• _Task details_: Omit the pictures from the entries below and retype everything else exactly.

Data records:

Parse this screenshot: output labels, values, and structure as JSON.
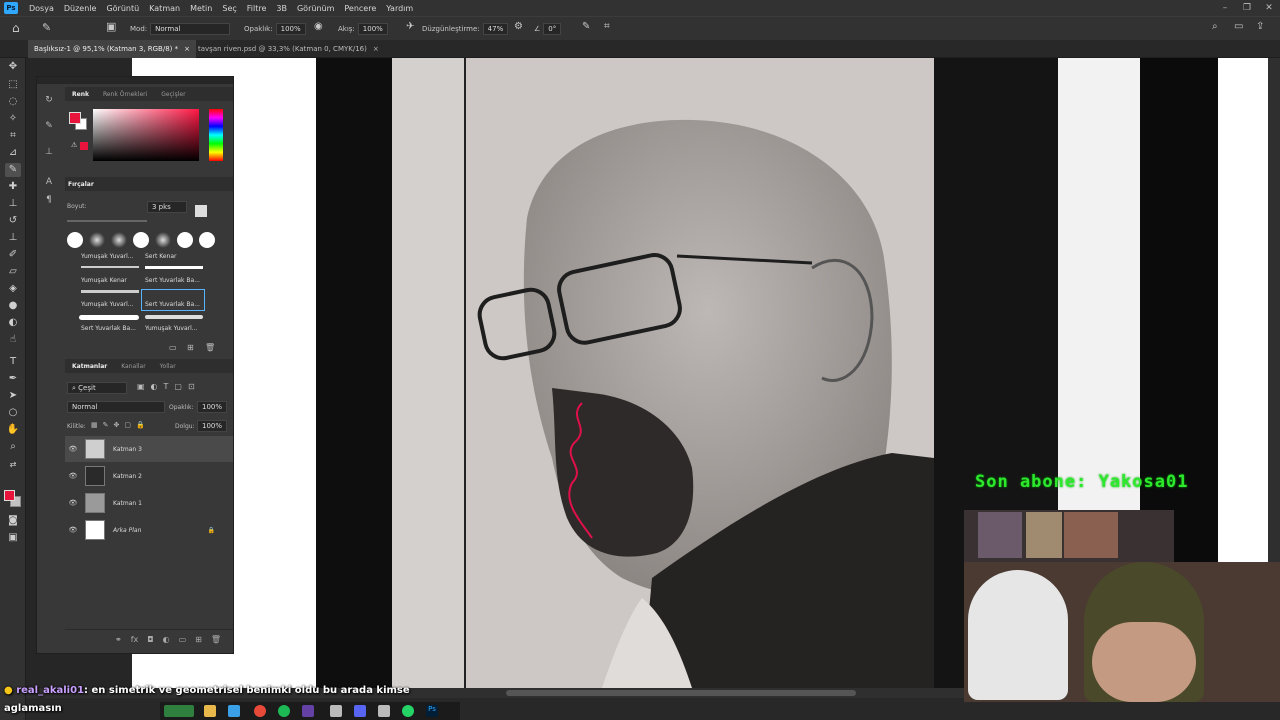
{
  "app": {
    "logo": "Ps"
  },
  "menu": [
    "Dosya",
    "Düzenle",
    "Görüntü",
    "Katman",
    "Metin",
    "Seç",
    "Filtre",
    "3B",
    "Görünüm",
    "Pencere",
    "Yardım"
  ],
  "options": {
    "mode_label": "Mod:",
    "mode_value": "Normal",
    "opacity_label": "Opaklık:",
    "opacity_value": "100%",
    "flow_label": "Akış:",
    "flow_value": "100%",
    "smoothing_label": "Düzgünleştirme:",
    "smoothing_value": "47%",
    "angle_value": "0°"
  },
  "tabs": [
    {
      "label": "Başlıksız-1 @ 95,1% (Katman 3, RGB/8) *",
      "close": "×"
    },
    {
      "label": "tavşan riven.psd @ 33,3% (Katman 0, CMYK/16)",
      "close": "×"
    }
  ],
  "color_panel": {
    "tabs": [
      "Renk",
      "Renk Örnekleri",
      "Geçişler"
    ],
    "foreground": "#e8143c",
    "background": "#ffffff"
  },
  "brushes_panel": {
    "title": "Fırçalar",
    "size_label": "Boyut:",
    "size_value": "3 pks",
    "brushes": [
      "Yumuşak Yuvarl...",
      "Sert Kenar",
      "Yumuşak Kenar",
      "Sert Yuvarlak Ba...",
      "Yumuşak Yuvarl...",
      "Sert Yuvarlak Ba...",
      "Sert Yuvarlak Ba...",
      "Yumuşak Yuvarl..."
    ]
  },
  "layers_panel": {
    "tabs": [
      "Katmanlar",
      "Kanallar",
      "Yollar"
    ],
    "filter_label": "Çeşit",
    "blend_mode": "Normal",
    "opacity_label": "Opaklık:",
    "opacity_value": "100%",
    "lock_label": "Kilitle:",
    "fill_label": "Dolgu:",
    "fill_value": "100%",
    "layers": [
      {
        "name": "Katman 3",
        "active": true
      },
      {
        "name": "Katman 2",
        "active": false
      },
      {
        "name": "Katman 1",
        "active": false
      },
      {
        "name": "Arka Plan",
        "active": false,
        "locked": true
      }
    ]
  },
  "overlay": {
    "subscriber": "Son abone: Yakosa01",
    "chat_user": "real_akali01",
    "chat_message_line1": ": en simetrik ve geometrisel benimki oldu bu arada kimse",
    "chat_message_line2": "aglamasın"
  },
  "colors": {
    "accent": "#31a8ff",
    "overlay_green": "#2ee82e",
    "chat_user": "#c9a0ff"
  }
}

• _Reply_:
Parse this screenshot: output labels, values, and structure as JSON.
{
  "app": {
    "logo": "Ps"
  },
  "menu": [
    "Dosya",
    "Düzenle",
    "Görüntü",
    "Katman",
    "Metin",
    "Seç",
    "Filtre",
    "3B",
    "Görünüm",
    "Pencere",
    "Yardım"
  ],
  "options": {
    "mode_label": "Mod:",
    "mode_value": "Normal",
    "opacity_label": "Opaklık:",
    "opacity_value": "100%",
    "flow_label": "Akış:",
    "flow_value": "100%",
    "smoothing_label": "Düzgünleştirme:",
    "smoothing_value": "47%",
    "angle_value": "0°"
  },
  "tabs": [
    {
      "label": "Başlıksız-1 @ 95,1% (Katman 3, RGB/8) *",
      "close": "×"
    },
    {
      "label": "tavşan riven.psd @ 33,3% (Katman 0, CMYK/16)",
      "close": "×"
    }
  ],
  "color_panel": {
    "tabs": [
      "Renk",
      "Renk Örnekleri",
      "Geçişler"
    ],
    "foreground": "#e8143c",
    "background": "#ffffff"
  },
  "brushes_panel": {
    "title": "Fırçalar",
    "size_label": "Boyut:",
    "size_value": "3 pks",
    "brushes": [
      "Yumuşak Yuvarl...",
      "Sert Kenar",
      "Yumuşak Kenar",
      "Sert Yuvarlak Ba...",
      "Yumuşak Yuvarl...",
      "Sert Yuvarlak Ba...",
      "Sert Yuvarlak Ba...",
      "Yumuşak Yuvarl..."
    ]
  },
  "layers_panel": {
    "tabs": [
      "Katmanlar",
      "Kanallar",
      "Yollar"
    ],
    "filter_label": "Çeşit",
    "blend_mode": "Normal",
    "opacity_label": "Opaklık:",
    "opacity_value": "100%",
    "lock_label": "Kilitle:",
    "fill_label": "Dolgu:",
    "fill_value": "100%",
    "layers": [
      {
        "name": "Katman 3",
        "active": true
      },
      {
        "name": "Katman 2",
        "active": false
      },
      {
        "name": "Katman 1",
        "active": false
      },
      {
        "name": "Arka Plan",
        "active": false,
        "locked": true
      }
    ]
  },
  "overlay": {
    "subscriber": "Son abone: Yakosa01",
    "chat_user": "real_akali01",
    "chat_message_line1": ": en simetrik ve geometrisel benimki oldu bu arada kimse",
    "chat_message_line2": "aglamasın"
  },
  "colors": {
    "accent": "#31a8ff",
    "overlay_green": "#2ee82e",
    "chat_user": "#c9a0ff"
  }
}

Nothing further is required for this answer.